**Prompt**
Return each line of the material verbatim.

╭─ Records provided

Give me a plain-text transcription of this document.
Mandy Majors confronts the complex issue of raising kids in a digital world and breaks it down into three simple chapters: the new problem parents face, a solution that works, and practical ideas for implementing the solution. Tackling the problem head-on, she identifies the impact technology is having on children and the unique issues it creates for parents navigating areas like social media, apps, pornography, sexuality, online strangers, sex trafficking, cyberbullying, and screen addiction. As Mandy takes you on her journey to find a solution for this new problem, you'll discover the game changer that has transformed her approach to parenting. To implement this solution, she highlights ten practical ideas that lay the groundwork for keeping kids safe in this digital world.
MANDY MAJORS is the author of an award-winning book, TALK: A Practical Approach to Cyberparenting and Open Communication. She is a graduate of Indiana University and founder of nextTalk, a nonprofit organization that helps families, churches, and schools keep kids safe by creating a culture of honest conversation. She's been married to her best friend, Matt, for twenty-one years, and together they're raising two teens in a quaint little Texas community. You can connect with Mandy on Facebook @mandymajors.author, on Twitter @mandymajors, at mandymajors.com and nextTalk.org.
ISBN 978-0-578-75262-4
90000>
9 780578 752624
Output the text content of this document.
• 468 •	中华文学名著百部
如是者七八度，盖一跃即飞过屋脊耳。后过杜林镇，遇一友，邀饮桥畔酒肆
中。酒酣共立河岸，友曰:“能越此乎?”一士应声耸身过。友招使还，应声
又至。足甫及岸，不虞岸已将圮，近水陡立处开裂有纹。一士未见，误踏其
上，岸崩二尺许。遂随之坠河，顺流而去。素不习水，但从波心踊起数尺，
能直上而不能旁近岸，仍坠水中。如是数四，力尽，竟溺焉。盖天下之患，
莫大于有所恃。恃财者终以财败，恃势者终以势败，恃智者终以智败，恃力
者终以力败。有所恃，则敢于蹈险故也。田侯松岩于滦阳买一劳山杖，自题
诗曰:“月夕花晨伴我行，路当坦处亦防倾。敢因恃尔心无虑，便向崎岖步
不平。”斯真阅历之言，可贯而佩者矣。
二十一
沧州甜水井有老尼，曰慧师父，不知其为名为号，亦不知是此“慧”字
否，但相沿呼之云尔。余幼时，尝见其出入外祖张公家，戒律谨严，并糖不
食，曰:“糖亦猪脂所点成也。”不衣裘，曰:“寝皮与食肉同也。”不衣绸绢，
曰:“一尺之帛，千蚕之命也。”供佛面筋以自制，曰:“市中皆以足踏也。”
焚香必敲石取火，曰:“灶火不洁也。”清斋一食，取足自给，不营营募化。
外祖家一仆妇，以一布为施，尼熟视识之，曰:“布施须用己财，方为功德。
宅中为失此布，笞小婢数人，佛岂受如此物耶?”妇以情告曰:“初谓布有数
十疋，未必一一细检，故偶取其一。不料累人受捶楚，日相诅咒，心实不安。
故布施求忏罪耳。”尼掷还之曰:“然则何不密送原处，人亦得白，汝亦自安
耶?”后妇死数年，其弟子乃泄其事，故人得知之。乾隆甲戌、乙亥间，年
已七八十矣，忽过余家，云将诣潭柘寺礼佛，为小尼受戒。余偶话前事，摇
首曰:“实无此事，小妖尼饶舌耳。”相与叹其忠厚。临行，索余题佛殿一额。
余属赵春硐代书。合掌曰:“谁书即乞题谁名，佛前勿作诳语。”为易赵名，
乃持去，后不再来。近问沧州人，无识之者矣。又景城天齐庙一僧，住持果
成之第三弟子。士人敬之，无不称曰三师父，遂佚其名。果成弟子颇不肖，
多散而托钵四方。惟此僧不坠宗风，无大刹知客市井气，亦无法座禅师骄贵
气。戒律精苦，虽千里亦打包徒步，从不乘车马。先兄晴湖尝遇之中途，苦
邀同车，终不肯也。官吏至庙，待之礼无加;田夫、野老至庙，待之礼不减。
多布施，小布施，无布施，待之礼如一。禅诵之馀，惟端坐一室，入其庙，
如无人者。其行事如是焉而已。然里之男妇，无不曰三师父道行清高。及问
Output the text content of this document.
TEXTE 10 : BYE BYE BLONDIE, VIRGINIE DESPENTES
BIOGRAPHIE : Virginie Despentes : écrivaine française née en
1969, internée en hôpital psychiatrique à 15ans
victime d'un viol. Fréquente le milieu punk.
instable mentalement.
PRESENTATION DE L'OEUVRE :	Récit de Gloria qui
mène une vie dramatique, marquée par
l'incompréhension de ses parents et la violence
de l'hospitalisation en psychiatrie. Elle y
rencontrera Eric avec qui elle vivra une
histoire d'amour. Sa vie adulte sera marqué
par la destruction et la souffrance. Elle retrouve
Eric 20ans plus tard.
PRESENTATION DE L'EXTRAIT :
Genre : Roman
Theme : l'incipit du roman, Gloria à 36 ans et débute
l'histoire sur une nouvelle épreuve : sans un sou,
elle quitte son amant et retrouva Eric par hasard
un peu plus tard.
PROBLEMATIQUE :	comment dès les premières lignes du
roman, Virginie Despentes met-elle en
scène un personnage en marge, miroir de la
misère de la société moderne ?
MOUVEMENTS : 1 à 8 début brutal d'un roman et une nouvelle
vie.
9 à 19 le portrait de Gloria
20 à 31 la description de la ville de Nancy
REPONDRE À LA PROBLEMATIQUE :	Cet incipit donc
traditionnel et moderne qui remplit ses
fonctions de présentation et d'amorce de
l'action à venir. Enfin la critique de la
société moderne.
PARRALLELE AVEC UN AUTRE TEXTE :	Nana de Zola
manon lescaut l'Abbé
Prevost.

╰─

**Output for this task**
Give me a plain-text transcription of this document.
Mandy Majors confronts the complex issue of raising kids in a digital world and breaks it down into three simple chapters: the new problem parents face, a solution that works, and practical ideas for implementing the solution. Tackling the problem head-on, she identifies the impact technology is having on children and the unique issues it creates for parents navigating areas like social media, apps, pornography, sexuality, online strangers, sex trafficking, cyberbullying, and screen addiction. As Mandy takes you on her journey to find a solution for this new problem, you'll discover the game changer that has transformed her approach to parenting. To implement this solution, she highlights ten practical ideas that lay the groundwork for keeping kids safe in this digital world.
MANDY MAJORS is the author of an award-winning book, TALK: A Practical Approach to Cyberparenting and Open Communication. She is a graduate of Indiana University and founder of nextTalk, a nonprofit organization that helps families, churches, and schools keep kids safe by creating a culture of honest conversation. She's been married to her best friend, Matt, for twenty-one years, and together they're raising two teens in a quaint little Texas community. You can connect with Mandy on Facebook @mandymajors.author, on Twitter @mandymajors, at mandymajors.com and nextTalk.org.
ISBN 978-0-578-75262-4
90000>
9 780578 752624
Output the text content of this document.
• 468 •	中华文学名著百部
如是者七八度，盖一跃即飞过屋脊耳。后过杜林镇，遇一友，邀饮桥畔酒肆
中。酒酣共立河岸，友曰:“能越此乎?”一士应声耸身过。友招使还，应声
又至。足甫及岸，不虞岸已将圮，近水陡立处开裂有纹。一士未见，误踏其
上，岸崩二尺许。遂随之坠河，顺流而去。素不习水，但从波心踊起数尺，
能直上而不能旁近岸，仍坠水中。如是数四，力尽，竟溺焉。盖天下之患，
莫大于有所恃。恃财者终以财败，恃势者终以势败，恃智者终以智败，恃力
者终以力败。有所恃，则敢于蹈险故也。田侯松岩于滦阳买一劳山杖，自题
诗曰:“月夕花晨伴我行，路当坦处亦防倾。敢因恃尔心无虑，便向崎岖步
不平。”斯真阅历之言，可贯而佩者矣。
二十一
沧州甜水井有老尼，曰慧师父，不知其为名为号，亦不知是此“慧”字
否，但相沿呼之云尔。余幼时，尝见其出入外祖张公家，戒律谨严，并糖不
食，曰:“糖亦猪脂所点成也。”不衣裘，曰:“寝皮与食肉同也。”不衣绸绢，
曰:“一尺之帛，千蚕之命也。”供佛面筋以自制，曰:“市中皆以足踏也。”
焚香必敲石取火，曰:“灶火不洁也。”清斋一食，取足自给，不营营募化。
外祖家一仆妇，以一布为施，尼熟视识之，曰:“布施须用己财，方为功德。
宅中为失此布，笞小婢数人，佛岂受如此物耶?”妇以情告曰:“初谓布有数
十疋，未必一一细检，故偶取其一。不料累人受捶楚，日相诅咒，心实不安。
故布施求忏罪耳。”尼掷还之曰:“然则何不密送原处，人亦得白，汝亦自安
耶?”后妇死数年，其弟子乃泄其事，故人得知之。乾隆甲戌、乙亥间，年
已七八十矣，忽过余家，云将诣潭柘寺礼佛，为小尼受戒。余偶话前事，摇
首曰:“实无此事，小妖尼饶舌耳。”相与叹其忠厚。临行，索余题佛殿一额。
余属赵春硐代书。合掌曰:“谁书即乞题谁名，佛前勿作诳语。”为易赵名，
乃持去，后不再来。近问沧州人，无识之者矣。又景城天齐庙一僧，住持果
成之第三弟子。士人敬之，无不称曰三师父，遂佚其名。果成弟子颇不肖，
多散而托钵四方。惟此僧不坠宗风，无大刹知客市井气，亦无法座禅师骄贵
气。戒律精苦，虽千里亦打包徒步，从不乘车马。先兄晴湖尝遇之中途，苦
邀同车，终不肯也。官吏至庙，待之礼无加;田夫、野老至庙，待之礼不减。
多布施，小布施，无布施，待之礼如一。禅诵之馀，惟端坐一室，入其庙，
如无人者。其行事如是焉而已。然里之男妇，无不曰三师父道行清高。及问
Output the text content of this document.
TEXTE 10 : BYE BYE BLONDIE, VIRGINIE DESPENTES
BIOGRAPHIE : Virginie Despentes : écrivaine française née en
1969, internée en hôpital psychiatrique à 15ans
victime d'un viol. Fréquente le milieu punk.
instable mentalement.
PRESENTATION DE L'OEUVRE :	Récit de Gloria qui
mène une vie dramatique, marquée par
l'incompréhension de ses parents et la violence
de l'hospitalisation en psychiatrie. Elle y
rencontrera Eric avec qui elle vivra une
histoire d'amour. Sa vie adulte sera marqué
par la destruction et la souffrance. Elle retrouve
Eric 20ans plus tard.
PRESENTATION DE L'EXTRAIT :
Genre : Roman
Theme : l'incipit du roman, Gloria à 36 ans et débute
l'histoire sur une nouvelle épreuve : sans un sou,
elle quitte son amant et retrouva Eric par hasard
un peu plus tard.
PROBLEMATIQUE :	comment dès les premières lignes du
roman, Virginie Despentes met-elle en
scène un personnage en marge, miroir de la
misère de la société moderne ?
MOUVEMENTS : 1 à 8 début brutal d'un roman et une nouvelle
vie.
9 à 19 le portrait de Gloria
20 à 31 la description de la ville de Nancy
REPONDRE À LA PROBLEMATIQUE :	Cet incipit donc
traditionnel et moderne qui remplit ses
fonctions de présentation et d'amorce de
l'action à venir. Enfin la critique de la
société moderne.
PARRALLELE AVEC UN AUTRE TEXTE :	Nana de Zola
manon lescaut l'Abbé
Prevost.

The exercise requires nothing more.